Data section:
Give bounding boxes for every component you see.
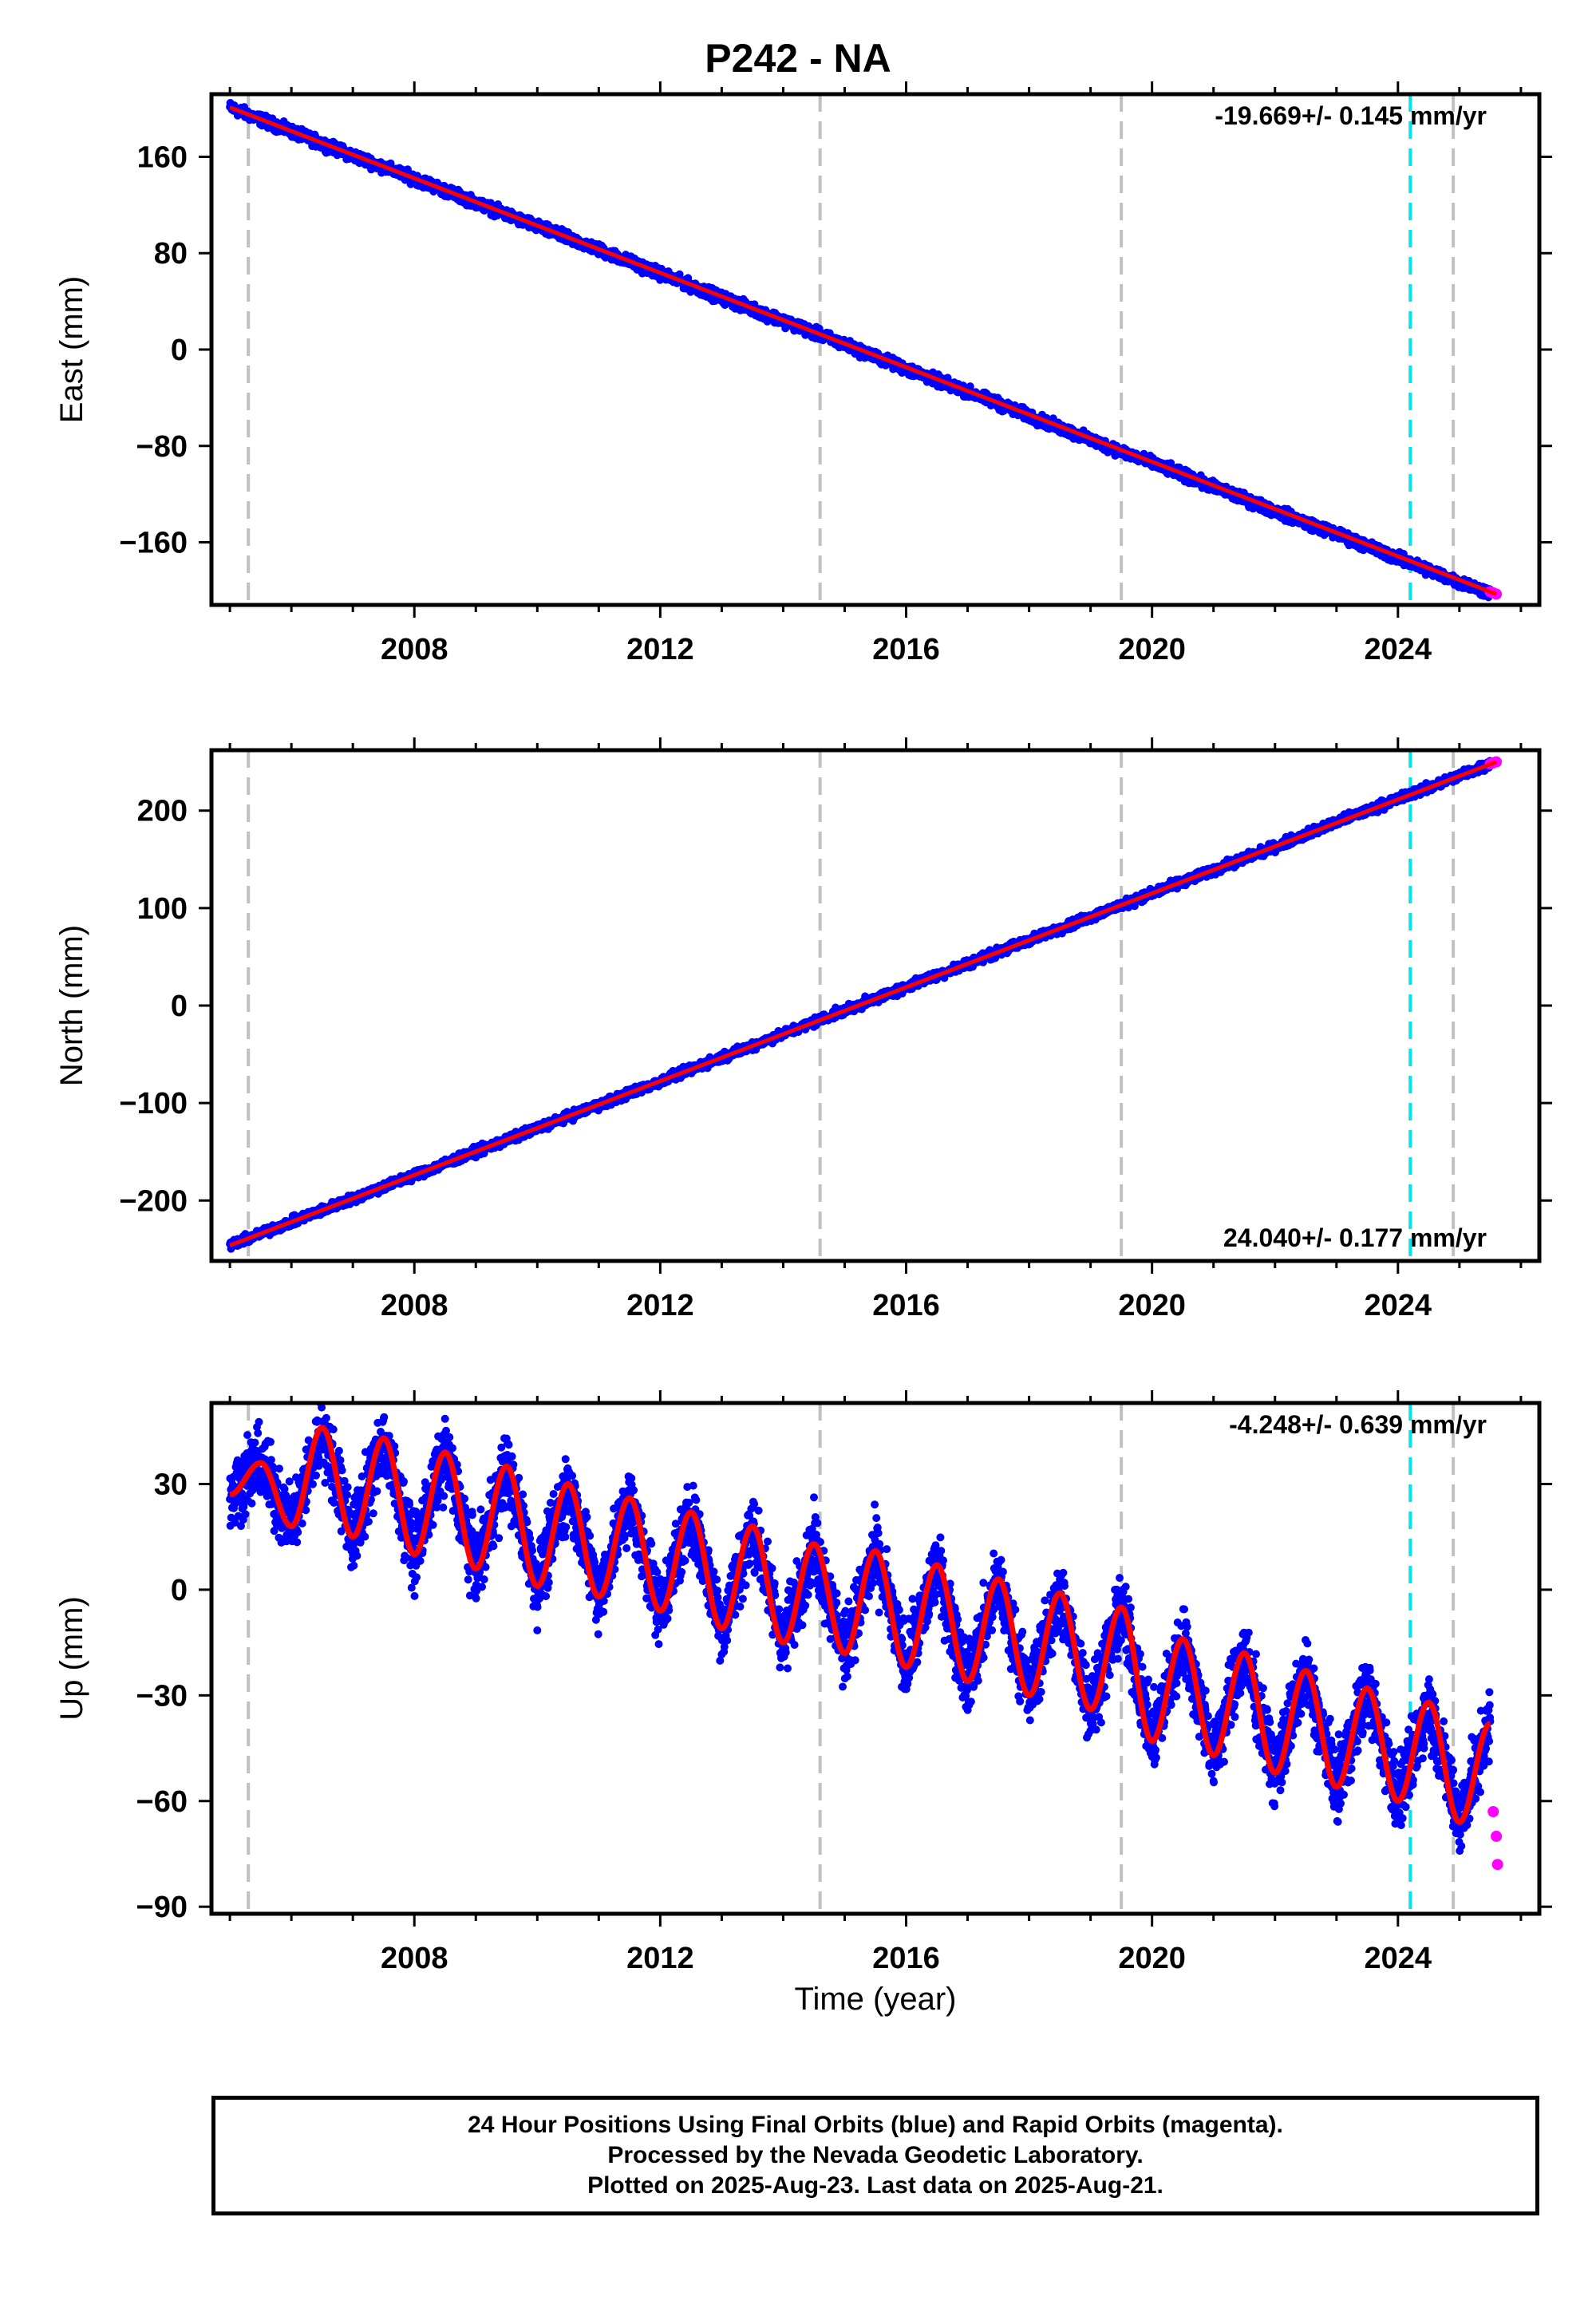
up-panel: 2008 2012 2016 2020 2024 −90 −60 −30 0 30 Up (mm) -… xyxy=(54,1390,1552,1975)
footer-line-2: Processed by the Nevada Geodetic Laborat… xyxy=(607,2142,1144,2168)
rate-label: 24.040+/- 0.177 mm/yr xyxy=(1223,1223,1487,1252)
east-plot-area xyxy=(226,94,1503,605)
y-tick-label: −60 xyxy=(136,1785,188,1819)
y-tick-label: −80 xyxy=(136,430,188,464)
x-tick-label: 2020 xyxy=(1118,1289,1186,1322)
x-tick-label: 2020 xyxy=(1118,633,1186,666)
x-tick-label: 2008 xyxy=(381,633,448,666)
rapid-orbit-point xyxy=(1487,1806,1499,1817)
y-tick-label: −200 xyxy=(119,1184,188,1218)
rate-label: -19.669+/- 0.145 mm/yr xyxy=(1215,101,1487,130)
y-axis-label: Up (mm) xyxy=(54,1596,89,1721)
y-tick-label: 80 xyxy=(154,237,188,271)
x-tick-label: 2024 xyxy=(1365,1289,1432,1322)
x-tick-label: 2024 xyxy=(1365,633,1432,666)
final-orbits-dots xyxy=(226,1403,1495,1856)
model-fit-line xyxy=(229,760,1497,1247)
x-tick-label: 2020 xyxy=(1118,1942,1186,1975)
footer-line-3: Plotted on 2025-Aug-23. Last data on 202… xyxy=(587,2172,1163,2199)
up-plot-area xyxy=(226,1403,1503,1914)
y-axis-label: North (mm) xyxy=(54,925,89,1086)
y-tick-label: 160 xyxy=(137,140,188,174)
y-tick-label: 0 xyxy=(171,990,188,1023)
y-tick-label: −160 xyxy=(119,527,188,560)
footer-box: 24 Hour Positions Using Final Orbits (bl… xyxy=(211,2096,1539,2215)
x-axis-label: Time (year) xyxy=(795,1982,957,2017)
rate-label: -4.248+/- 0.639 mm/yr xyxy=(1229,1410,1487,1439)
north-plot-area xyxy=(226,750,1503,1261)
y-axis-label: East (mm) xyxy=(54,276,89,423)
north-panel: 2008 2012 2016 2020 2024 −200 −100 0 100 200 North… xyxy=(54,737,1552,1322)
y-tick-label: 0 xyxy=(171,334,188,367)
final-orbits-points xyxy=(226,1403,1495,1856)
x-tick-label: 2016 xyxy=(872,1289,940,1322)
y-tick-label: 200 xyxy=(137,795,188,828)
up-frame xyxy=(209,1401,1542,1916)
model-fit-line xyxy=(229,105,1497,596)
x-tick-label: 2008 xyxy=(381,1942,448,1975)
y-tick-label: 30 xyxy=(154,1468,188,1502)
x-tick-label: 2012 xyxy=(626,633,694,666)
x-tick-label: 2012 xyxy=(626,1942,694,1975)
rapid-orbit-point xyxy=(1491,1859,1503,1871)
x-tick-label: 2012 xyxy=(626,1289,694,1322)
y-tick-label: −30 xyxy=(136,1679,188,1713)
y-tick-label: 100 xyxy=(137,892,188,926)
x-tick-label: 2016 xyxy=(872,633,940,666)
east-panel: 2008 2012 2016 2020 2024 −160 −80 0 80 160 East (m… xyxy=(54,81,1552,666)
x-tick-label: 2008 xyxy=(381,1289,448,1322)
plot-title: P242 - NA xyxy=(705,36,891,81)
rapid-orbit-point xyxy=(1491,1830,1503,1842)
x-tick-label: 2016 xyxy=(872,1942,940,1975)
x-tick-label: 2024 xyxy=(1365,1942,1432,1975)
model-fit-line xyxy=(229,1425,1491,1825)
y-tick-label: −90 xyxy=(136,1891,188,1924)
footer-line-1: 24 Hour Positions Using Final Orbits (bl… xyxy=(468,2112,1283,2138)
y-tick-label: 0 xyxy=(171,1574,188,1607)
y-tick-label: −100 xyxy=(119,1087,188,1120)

Work to be completed: Render the listing above as a numbered list with no blank lines, and leave the picture out.

Output below:
1. Give bounding boxes for every component you see.
2. up-panel: 2008 2012 2016 2020 2024 −90 −60 −30 0 30 Up (mm) -… xyxy=(54,1390,1552,1975)
3. footer-line-2: Processed by the Nevada Geodetic Laborat… xyxy=(607,2142,1144,2168)
4. rate-label: 24.040+/- 0.177 mm/yr xyxy=(1223,1223,1487,1252)
5. east-plot-area xyxy=(226,94,1503,605)
6. y-tick-label: −60 xyxy=(136,1785,188,1819)
7. y-tick-label: −80 xyxy=(136,430,188,464)
8. x-tick-label: 2020 xyxy=(1118,1289,1186,1322)
9. x-tick-label: 2020 xyxy=(1118,633,1186,666)
10. x-tick-label: 2008 xyxy=(381,633,448,666)
11. rapid-orbit-point xyxy=(1487,1806,1499,1817)
12. y-tick-label: −200 xyxy=(119,1184,188,1218)
13. rate-label: -19.669+/- 0.145 mm/yr xyxy=(1215,101,1487,130)
14. y-axis-label: Up (mm) xyxy=(54,1596,89,1721)
15. y-tick-label: 80 xyxy=(154,237,188,271)
16. x-tick-label: 2024 xyxy=(1365,1289,1432,1322)
17. x-tick-label: 2024 xyxy=(1365,633,1432,666)
18. final-orbits-dots xyxy=(226,1403,1495,1856)
19. model-fit-line xyxy=(229,760,1497,1247)
20. x-tick-label: 2020 xyxy=(1118,1942,1186,1975)
21. footer-line-3: Plotted on 2025-Aug-23. Last data on 202… xyxy=(587,2172,1163,2199)
22. up-plot-area xyxy=(226,1403,1503,1914)
23. y-axis-label: North (mm) xyxy=(54,925,89,1086)
24. y-tick-label: 160 xyxy=(137,140,188,174)
25. y-tick-label: 0 xyxy=(171,990,188,1023)
26. y-tick-label: −160 xyxy=(119,527,188,560)
27. footer-box: 24 Hour Positions Using Final Orbits (bl… xyxy=(211,2096,1539,2215)
28. x-axis-label: Time (year) xyxy=(795,1982,957,2017)
29. rate-label: -4.248+/- 0.639 mm/yr xyxy=(1229,1410,1487,1439)
30. north-plot-area xyxy=(226,750,1503,1261)
31. y-axis-label: East (mm) xyxy=(54,276,89,423)
32. north-panel: 2008 2012 2016 2020 2024 −200 −100 0 100 200 North… xyxy=(54,737,1552,1322)
33. y-tick-label: 0 xyxy=(171,334,188,367)
34. final-orbits-points xyxy=(226,1403,1495,1856)
35. x-tick-label: 2016 xyxy=(872,1289,940,1322)
36. y-tick-label: 200 xyxy=(137,795,188,828)
37. up-frame xyxy=(209,1401,1542,1916)
38. model-fit-line xyxy=(229,105,1497,596)
39. x-tick-label: 2008 xyxy=(381,1942,448,1975)
40. y-tick-label: 30 xyxy=(154,1468,188,1502)
41. x-tick-label: 2012 xyxy=(626,633,694,666)
42. x-tick-label: 2012 xyxy=(626,1942,694,1975)
43. rapid-orbit-point xyxy=(1491,1859,1503,1871)
44. x-tick-label: 2012 xyxy=(626,1289,694,1322)
45. y-tick-label: −30 xyxy=(136,1679,188,1713)
46. y-tick-label: 100 xyxy=(137,892,188,926)
47. x-tick-label: 2016 xyxy=(872,633,940,666)
48. east-panel: 2008 2012 2016 2020 2024 −160 −80 0 80 160 East (m… xyxy=(54,81,1552,666)
49. x-tick-label: 2008 xyxy=(381,1289,448,1322)
50. plot-title: P242 - NA xyxy=(705,36,891,81)
51. rapid-orbit-point xyxy=(1491,1830,1503,1842)
52. x-tick-label: 2016 xyxy=(872,1942,940,1975)
53. x-tick-label: 2024 xyxy=(1365,1942,1432,1975)
54. model-fit-line xyxy=(229,1425,1491,1825)
55. y-tick-label: −90 xyxy=(136,1891,188,1924)
56. footer-line-1: 24 Hour Positions Using Final Orbits (bl… xyxy=(468,2112,1283,2138)
57. y-tick-label: 0 xyxy=(171,1574,188,1607)
58. y-tick-label: −100 xyxy=(119,1087,188,1120)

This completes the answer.